Where a line in the listing below contains the word "выдачи", copy that line.

### [Source data]
——

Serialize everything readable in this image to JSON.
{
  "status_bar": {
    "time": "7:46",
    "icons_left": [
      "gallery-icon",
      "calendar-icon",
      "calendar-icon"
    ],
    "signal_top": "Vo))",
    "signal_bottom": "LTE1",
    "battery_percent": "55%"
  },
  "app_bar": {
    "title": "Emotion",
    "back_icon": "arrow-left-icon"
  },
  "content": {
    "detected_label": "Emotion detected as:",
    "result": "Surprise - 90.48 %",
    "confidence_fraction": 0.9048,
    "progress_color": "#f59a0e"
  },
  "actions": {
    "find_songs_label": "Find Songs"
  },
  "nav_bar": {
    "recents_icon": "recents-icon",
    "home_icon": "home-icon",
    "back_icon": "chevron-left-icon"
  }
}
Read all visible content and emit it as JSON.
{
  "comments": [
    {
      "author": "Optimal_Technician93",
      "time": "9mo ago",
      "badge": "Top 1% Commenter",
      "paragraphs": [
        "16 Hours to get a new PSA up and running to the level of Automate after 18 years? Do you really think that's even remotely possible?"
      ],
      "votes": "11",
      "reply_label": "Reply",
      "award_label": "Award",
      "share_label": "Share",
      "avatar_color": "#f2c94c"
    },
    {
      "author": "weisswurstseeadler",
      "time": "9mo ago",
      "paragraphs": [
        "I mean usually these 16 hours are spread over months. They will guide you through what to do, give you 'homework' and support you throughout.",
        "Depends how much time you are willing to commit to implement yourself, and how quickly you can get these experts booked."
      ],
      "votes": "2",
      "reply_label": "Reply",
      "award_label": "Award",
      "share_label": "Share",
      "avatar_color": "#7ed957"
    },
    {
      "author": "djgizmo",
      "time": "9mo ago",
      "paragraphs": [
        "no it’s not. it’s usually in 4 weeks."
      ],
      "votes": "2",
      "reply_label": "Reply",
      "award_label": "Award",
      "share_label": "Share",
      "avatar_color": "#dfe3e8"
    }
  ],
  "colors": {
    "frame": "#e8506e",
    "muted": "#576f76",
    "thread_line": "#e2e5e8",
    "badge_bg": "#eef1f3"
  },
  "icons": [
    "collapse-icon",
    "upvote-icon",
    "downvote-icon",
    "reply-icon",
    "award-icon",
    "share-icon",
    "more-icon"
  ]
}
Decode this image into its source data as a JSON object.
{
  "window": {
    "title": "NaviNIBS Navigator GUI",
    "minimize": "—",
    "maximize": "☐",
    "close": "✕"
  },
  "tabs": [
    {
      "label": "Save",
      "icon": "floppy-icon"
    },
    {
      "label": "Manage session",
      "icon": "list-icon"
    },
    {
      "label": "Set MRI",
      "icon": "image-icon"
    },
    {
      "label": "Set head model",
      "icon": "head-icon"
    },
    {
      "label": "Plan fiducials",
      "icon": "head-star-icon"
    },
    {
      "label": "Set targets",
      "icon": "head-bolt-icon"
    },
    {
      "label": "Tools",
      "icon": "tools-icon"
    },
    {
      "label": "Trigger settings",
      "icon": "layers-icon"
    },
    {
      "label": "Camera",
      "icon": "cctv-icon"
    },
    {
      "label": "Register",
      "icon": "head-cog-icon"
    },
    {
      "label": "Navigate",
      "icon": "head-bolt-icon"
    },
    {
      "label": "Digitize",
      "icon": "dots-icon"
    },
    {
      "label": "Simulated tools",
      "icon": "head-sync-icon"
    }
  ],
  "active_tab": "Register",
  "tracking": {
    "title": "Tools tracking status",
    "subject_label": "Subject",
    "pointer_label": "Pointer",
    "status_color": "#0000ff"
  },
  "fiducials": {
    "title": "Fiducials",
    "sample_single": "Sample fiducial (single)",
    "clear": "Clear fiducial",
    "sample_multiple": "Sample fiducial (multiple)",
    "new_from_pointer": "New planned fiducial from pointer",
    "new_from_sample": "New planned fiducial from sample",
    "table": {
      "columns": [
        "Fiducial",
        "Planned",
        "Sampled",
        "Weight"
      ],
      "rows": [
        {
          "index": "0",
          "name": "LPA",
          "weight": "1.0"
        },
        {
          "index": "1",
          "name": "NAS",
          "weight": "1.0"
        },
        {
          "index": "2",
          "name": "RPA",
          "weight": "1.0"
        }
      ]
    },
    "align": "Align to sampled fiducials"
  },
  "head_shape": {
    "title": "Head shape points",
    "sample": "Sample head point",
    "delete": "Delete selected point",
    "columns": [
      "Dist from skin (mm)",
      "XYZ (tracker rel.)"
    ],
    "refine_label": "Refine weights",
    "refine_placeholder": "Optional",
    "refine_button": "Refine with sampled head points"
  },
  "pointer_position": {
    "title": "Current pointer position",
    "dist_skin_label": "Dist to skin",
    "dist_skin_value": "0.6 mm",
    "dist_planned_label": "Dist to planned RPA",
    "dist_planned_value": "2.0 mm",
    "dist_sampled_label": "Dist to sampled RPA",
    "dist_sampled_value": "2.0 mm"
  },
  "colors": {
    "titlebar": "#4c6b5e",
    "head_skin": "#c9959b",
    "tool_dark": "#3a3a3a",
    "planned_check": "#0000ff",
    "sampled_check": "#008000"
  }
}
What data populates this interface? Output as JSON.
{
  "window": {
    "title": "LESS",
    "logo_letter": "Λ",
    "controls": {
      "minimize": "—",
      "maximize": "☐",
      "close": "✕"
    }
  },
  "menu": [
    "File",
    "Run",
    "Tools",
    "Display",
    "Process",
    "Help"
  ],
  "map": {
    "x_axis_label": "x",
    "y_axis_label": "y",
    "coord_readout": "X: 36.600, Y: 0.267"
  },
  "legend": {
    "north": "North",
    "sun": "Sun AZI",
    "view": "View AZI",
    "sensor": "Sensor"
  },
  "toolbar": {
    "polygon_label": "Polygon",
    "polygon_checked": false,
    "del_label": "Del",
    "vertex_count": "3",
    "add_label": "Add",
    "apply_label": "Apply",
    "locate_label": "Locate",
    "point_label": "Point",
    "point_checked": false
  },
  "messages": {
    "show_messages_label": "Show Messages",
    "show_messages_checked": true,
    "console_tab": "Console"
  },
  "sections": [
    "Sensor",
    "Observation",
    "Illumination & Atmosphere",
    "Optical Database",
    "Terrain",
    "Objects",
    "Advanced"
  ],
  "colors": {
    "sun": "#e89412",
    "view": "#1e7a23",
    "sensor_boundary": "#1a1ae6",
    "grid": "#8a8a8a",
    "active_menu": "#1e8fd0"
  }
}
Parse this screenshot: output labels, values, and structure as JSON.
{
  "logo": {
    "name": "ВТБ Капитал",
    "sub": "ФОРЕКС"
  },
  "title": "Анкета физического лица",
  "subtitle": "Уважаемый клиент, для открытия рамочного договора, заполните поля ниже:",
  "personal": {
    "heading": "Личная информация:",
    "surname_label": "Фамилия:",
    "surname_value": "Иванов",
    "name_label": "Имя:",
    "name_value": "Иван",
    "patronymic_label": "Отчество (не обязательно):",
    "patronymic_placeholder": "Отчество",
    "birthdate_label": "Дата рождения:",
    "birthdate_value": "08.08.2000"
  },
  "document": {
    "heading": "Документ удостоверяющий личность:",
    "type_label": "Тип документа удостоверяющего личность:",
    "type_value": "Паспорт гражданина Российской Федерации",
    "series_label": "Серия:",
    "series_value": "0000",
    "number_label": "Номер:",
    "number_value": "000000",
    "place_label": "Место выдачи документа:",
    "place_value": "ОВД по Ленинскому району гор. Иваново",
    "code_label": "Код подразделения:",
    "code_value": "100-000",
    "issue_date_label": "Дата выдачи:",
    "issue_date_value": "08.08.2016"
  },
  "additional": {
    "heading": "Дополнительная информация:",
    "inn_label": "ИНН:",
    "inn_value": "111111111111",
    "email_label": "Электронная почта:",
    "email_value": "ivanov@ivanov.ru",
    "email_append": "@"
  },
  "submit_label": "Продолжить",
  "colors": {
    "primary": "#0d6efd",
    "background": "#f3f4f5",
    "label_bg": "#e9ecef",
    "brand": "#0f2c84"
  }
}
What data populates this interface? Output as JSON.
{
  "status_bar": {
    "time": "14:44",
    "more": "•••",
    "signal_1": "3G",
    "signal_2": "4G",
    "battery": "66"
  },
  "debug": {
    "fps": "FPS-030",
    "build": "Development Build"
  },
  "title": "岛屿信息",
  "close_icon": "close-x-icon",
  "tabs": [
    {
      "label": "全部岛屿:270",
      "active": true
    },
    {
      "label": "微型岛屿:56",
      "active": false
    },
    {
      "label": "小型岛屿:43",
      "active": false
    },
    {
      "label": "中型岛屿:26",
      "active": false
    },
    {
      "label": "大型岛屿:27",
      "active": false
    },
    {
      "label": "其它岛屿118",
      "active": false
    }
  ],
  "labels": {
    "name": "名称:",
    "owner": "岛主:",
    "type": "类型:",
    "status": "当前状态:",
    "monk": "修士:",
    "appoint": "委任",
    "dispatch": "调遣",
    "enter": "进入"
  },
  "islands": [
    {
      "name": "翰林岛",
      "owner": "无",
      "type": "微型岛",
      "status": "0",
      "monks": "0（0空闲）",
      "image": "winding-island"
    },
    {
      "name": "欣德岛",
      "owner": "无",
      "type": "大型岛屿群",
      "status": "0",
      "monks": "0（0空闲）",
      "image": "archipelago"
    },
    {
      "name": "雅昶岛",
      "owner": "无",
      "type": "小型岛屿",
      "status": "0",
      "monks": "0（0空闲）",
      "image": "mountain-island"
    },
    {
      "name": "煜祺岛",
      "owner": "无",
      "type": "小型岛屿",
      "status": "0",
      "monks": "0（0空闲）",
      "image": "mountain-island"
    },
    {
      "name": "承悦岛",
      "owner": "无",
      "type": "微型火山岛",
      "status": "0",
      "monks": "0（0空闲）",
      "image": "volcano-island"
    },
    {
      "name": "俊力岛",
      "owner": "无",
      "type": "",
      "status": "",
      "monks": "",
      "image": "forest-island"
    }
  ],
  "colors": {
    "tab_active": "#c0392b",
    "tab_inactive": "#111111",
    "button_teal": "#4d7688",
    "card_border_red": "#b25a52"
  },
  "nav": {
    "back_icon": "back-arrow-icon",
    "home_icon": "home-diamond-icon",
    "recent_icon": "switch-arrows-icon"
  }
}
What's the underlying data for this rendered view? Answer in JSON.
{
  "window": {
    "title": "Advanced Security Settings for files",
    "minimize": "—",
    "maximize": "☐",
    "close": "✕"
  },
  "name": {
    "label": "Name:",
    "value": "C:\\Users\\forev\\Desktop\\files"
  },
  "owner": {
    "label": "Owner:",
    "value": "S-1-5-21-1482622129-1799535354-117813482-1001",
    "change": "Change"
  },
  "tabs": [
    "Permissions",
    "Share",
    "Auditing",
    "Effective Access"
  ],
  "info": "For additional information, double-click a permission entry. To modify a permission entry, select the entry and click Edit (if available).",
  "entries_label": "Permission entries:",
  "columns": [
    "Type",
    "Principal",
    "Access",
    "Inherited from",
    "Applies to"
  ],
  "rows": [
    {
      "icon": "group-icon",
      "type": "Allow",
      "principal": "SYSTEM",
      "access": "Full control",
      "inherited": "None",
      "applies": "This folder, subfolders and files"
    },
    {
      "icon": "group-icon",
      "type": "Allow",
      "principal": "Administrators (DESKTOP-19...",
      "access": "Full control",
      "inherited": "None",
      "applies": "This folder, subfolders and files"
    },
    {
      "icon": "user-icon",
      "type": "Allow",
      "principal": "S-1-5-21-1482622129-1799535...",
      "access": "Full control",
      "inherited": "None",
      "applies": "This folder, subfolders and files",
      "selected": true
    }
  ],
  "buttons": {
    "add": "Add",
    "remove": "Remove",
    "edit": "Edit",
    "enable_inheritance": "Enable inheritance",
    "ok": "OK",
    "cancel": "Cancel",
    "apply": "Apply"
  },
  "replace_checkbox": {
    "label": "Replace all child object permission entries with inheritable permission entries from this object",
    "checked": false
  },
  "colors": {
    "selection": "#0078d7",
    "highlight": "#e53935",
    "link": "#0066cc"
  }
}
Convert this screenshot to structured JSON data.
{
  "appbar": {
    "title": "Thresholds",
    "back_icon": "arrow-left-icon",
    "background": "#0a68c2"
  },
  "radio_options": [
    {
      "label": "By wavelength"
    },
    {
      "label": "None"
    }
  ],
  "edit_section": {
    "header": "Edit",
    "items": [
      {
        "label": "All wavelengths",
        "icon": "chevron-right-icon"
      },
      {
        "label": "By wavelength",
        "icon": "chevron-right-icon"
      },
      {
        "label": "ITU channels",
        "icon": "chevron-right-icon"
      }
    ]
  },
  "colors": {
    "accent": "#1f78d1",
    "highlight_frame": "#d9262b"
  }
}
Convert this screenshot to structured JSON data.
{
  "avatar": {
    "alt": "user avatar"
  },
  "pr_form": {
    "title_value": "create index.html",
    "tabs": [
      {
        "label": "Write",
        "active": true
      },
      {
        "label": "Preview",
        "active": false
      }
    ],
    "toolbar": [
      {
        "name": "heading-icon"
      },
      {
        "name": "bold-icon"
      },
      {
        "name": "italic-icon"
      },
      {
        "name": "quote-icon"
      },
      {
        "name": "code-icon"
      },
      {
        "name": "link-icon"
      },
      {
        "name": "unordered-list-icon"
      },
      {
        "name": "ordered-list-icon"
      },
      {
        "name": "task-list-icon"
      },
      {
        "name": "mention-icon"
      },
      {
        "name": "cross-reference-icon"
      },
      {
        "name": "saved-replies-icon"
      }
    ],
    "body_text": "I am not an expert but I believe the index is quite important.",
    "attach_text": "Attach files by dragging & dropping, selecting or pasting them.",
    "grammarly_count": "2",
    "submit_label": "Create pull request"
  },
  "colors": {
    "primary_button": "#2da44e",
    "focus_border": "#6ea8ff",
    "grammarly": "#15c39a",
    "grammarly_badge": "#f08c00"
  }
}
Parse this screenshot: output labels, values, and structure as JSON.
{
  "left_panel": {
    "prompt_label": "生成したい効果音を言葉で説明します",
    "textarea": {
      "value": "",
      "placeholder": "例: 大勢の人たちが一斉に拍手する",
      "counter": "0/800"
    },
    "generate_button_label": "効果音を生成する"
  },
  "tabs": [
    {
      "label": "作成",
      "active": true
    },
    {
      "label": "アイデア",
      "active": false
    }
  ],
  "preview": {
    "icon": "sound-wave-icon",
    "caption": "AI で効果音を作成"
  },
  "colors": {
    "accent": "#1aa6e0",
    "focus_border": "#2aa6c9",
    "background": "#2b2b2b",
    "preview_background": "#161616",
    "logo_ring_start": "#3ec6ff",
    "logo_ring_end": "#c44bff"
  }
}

——

### [Answer to the task]
    "place_label": "Место выдачи документа:",
    "issue_date_label": "Дата выдачи:",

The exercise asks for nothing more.